### Work to be completed
Below are entries. Pull out all lines containing "Decode".

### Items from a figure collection
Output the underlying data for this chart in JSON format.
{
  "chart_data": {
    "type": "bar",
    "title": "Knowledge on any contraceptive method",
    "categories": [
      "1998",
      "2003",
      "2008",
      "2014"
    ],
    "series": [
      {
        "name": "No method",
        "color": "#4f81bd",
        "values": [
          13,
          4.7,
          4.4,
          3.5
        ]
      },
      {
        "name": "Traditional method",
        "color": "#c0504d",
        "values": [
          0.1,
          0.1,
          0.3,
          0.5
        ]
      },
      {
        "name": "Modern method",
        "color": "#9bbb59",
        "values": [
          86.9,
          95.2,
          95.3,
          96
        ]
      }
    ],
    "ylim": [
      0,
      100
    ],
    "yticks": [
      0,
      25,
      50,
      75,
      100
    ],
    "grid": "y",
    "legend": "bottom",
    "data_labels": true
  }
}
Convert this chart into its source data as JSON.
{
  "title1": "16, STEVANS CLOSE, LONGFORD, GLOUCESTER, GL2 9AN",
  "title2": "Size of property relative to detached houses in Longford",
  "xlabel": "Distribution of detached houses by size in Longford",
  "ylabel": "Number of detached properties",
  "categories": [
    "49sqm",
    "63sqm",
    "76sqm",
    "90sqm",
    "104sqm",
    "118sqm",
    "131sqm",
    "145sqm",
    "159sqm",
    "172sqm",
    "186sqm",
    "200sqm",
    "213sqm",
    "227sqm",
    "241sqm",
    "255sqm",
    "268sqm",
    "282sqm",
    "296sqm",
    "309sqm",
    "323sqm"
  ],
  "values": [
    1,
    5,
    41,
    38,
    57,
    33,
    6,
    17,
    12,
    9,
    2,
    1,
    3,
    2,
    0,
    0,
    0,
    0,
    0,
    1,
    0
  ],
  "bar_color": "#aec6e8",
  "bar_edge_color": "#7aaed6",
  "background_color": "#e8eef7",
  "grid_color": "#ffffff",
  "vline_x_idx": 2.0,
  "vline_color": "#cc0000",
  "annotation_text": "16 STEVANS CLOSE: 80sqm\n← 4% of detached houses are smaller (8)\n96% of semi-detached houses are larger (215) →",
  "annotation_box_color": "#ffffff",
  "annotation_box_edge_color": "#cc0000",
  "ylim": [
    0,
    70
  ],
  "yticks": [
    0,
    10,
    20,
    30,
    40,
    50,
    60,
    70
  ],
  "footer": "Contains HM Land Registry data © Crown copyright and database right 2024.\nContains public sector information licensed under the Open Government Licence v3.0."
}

--

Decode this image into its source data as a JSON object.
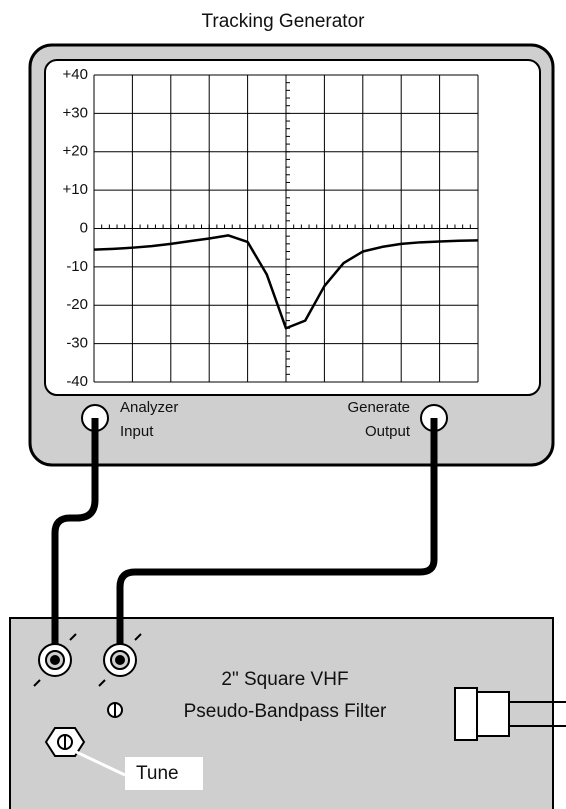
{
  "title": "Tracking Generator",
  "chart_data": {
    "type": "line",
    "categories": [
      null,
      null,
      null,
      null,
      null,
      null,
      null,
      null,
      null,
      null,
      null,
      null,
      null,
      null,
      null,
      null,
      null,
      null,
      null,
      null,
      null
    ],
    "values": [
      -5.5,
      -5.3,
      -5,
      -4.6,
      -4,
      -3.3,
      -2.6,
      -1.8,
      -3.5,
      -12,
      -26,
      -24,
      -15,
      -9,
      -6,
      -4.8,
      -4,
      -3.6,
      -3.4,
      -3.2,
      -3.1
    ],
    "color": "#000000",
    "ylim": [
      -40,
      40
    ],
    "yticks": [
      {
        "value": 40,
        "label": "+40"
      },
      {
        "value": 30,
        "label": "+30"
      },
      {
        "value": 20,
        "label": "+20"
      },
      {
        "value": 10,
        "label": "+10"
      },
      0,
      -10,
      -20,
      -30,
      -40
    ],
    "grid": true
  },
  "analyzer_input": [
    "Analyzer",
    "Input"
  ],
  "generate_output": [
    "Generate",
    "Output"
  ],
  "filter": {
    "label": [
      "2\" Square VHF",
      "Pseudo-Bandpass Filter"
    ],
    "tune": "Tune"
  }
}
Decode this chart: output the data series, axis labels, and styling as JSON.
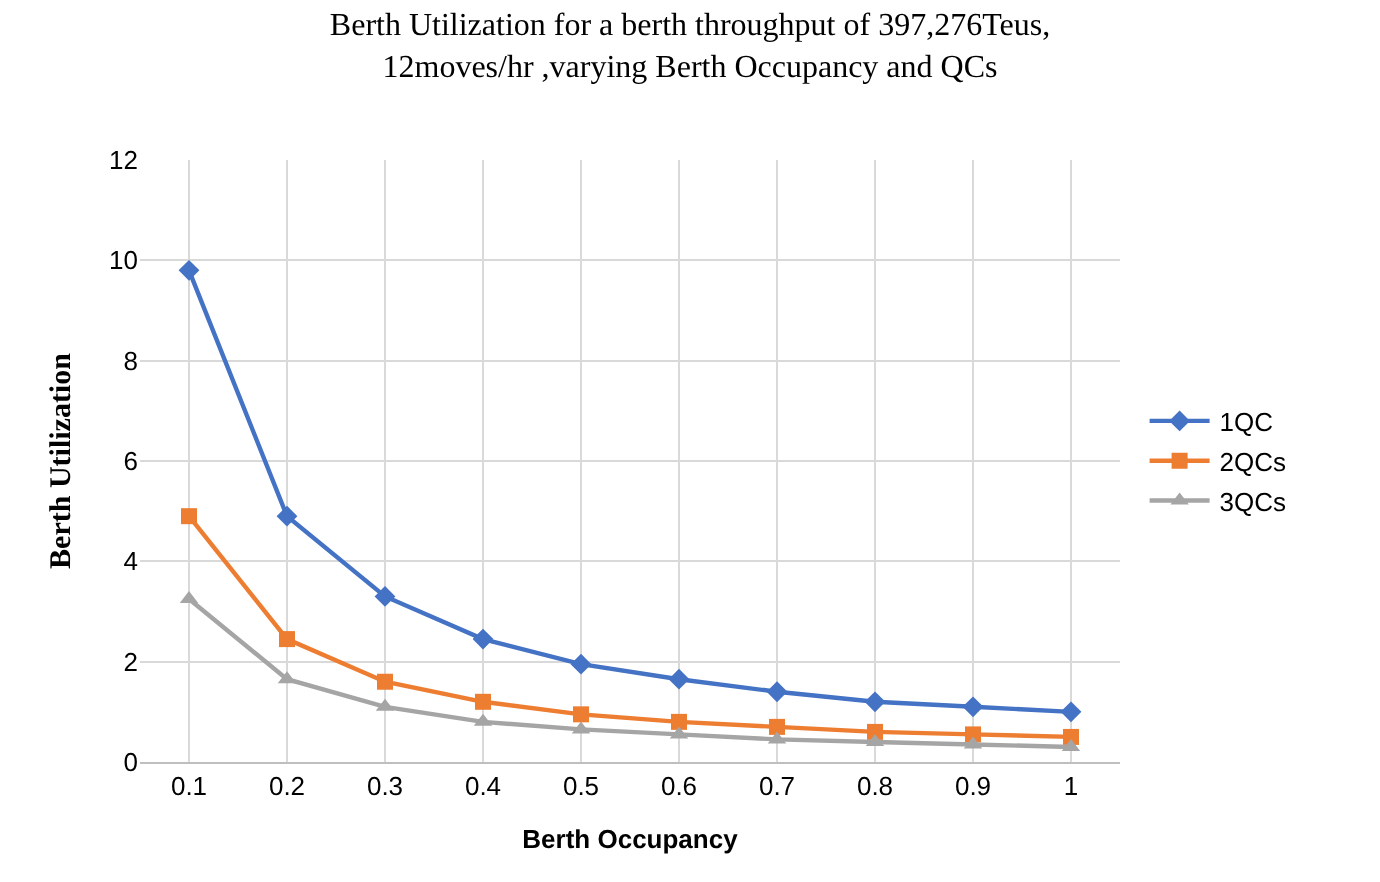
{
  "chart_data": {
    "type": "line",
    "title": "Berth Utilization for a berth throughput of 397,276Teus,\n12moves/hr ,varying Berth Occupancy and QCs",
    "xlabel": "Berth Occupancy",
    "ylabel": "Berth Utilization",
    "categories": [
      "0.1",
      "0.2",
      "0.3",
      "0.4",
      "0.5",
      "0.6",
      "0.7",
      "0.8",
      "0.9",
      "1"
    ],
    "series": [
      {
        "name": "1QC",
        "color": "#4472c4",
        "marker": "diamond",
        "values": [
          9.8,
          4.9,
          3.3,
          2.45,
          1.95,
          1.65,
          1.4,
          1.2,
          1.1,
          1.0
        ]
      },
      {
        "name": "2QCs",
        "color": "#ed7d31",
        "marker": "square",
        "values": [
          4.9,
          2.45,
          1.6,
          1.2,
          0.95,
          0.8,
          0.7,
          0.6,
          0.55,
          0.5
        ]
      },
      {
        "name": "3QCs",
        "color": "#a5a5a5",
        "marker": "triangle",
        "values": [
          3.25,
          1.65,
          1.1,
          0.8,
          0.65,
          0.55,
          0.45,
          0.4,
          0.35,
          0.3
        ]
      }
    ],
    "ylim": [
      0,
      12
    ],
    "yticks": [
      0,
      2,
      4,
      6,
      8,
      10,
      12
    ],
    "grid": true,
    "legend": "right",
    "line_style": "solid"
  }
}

### Answer to the problem
Decode this image into its source data as a JSON object.
Decode this chart: output the data series, axis labels, and styling as JSON.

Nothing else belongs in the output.